=== What you are asked to do ===
Only a number is wanted. Count the lines holding the string "apport".

** Begin **

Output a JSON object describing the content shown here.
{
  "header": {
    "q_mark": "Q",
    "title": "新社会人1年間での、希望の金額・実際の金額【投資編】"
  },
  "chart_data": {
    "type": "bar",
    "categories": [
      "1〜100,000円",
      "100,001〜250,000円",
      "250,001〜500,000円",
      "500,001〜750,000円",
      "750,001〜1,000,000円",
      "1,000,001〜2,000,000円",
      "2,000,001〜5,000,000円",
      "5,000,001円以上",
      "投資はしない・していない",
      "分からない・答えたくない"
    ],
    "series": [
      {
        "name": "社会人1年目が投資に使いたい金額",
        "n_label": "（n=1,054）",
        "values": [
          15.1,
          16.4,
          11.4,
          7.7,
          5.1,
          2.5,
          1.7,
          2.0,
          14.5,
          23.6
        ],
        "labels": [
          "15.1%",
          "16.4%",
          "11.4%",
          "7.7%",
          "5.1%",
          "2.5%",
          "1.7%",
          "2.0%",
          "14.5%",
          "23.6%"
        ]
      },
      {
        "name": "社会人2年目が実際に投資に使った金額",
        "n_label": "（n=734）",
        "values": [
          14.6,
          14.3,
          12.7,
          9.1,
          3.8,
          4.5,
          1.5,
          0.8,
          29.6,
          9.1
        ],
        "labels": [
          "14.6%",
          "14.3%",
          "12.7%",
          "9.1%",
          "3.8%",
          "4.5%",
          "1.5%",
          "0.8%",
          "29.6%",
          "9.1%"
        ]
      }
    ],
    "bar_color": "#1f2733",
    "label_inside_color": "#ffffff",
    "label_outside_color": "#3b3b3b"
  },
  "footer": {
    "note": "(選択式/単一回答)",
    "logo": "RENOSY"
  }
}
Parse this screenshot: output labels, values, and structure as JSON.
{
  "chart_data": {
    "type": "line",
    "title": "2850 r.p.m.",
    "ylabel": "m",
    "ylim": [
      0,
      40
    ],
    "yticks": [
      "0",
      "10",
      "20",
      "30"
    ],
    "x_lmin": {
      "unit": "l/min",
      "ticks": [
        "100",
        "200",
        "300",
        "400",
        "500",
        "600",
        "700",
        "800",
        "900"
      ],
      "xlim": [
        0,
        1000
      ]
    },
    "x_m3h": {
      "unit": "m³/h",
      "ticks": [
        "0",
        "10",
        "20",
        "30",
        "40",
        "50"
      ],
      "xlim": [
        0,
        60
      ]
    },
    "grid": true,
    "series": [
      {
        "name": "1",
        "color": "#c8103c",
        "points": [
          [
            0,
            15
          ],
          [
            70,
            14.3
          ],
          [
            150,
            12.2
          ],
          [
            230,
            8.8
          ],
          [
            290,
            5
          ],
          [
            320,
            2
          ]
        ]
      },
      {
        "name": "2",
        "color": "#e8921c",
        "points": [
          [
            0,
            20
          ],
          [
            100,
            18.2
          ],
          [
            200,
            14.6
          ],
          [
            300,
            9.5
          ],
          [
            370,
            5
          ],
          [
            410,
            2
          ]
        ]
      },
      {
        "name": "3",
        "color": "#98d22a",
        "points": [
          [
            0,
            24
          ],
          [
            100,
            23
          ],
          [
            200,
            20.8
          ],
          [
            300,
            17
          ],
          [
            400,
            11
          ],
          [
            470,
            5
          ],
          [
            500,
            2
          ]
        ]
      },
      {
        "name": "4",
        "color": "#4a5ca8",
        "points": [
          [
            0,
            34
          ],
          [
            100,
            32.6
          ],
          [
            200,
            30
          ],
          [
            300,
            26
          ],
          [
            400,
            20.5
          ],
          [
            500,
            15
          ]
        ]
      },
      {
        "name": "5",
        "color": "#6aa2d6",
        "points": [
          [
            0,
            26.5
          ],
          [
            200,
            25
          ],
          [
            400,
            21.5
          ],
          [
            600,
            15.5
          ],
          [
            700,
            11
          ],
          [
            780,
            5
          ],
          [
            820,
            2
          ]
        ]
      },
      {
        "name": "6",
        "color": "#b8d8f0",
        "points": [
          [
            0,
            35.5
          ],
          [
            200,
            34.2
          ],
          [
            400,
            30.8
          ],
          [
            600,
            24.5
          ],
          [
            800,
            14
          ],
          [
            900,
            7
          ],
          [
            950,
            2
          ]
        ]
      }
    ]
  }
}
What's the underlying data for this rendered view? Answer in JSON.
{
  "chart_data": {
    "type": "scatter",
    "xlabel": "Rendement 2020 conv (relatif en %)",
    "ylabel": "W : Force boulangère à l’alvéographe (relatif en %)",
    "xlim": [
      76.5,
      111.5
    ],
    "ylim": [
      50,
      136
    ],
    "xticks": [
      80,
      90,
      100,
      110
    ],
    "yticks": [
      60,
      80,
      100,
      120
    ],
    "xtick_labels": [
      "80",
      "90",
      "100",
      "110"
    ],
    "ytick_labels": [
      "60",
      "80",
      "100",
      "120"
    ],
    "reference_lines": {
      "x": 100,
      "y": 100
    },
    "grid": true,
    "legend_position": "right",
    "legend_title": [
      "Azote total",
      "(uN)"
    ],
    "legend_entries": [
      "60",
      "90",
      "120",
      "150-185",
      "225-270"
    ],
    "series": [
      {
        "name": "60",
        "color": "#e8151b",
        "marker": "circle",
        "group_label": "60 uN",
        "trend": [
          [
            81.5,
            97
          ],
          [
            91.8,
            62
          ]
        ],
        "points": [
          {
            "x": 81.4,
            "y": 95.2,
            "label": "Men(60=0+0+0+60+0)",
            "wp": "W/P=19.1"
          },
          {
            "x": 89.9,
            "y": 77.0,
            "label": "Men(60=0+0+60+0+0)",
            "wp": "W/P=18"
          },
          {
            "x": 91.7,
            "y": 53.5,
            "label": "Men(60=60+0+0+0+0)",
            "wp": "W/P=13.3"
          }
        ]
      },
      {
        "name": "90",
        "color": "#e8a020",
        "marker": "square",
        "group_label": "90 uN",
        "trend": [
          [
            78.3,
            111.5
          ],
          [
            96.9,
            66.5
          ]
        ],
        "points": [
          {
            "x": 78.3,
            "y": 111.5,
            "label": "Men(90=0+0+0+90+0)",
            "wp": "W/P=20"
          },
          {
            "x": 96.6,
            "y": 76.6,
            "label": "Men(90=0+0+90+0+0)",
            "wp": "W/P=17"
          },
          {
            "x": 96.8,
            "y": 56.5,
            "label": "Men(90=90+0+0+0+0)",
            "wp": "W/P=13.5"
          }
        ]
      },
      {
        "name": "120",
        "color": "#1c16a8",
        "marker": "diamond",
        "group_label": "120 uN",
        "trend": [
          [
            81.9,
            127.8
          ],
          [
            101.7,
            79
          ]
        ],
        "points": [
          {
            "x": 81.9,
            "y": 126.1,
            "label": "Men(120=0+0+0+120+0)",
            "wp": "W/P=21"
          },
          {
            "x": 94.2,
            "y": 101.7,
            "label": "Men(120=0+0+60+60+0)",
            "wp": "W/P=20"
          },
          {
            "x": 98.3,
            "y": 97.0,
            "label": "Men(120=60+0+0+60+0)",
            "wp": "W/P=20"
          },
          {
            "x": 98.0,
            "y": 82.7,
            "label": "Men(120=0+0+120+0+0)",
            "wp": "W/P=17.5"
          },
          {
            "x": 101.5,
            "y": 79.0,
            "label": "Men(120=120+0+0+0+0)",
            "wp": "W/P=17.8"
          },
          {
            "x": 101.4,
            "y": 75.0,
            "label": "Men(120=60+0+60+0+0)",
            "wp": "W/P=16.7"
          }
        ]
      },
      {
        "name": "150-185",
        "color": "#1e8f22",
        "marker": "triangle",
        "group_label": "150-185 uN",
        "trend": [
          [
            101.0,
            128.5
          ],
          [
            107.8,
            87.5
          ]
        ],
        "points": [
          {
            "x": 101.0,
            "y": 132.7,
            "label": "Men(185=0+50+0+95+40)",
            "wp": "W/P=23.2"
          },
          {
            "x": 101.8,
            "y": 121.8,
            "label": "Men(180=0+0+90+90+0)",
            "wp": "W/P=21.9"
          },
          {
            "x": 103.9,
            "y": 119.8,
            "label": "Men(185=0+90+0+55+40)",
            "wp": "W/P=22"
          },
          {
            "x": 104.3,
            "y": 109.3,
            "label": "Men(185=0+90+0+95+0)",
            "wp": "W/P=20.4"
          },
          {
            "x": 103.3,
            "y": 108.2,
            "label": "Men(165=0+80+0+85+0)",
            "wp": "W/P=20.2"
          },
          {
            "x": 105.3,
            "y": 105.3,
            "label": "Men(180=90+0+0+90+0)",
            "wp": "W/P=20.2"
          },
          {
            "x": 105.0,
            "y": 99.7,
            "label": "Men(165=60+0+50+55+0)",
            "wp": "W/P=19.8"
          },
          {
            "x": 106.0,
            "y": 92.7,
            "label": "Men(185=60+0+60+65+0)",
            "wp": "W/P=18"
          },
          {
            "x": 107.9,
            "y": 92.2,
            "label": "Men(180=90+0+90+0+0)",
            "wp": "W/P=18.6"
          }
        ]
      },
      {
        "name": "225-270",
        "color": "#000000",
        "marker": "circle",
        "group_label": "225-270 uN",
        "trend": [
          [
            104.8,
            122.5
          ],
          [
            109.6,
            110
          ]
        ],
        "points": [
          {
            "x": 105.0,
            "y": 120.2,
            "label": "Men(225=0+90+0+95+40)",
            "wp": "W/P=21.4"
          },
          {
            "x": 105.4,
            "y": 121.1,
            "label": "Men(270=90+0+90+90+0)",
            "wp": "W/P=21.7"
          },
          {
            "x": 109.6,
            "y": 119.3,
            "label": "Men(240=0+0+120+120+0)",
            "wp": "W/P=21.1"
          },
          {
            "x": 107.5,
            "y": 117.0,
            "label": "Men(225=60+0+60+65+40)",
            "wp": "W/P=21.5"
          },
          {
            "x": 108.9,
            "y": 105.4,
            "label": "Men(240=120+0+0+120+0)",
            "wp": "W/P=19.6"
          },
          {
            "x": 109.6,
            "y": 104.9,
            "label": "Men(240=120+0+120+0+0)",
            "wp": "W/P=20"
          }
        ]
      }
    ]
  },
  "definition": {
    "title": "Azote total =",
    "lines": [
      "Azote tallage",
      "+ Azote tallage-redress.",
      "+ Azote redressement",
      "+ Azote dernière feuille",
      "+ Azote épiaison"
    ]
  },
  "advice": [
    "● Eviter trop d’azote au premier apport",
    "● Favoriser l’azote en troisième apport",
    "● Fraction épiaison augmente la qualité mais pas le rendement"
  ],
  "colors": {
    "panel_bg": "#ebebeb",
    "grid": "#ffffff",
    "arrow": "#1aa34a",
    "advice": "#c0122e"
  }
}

** End **

=== Task result ===
2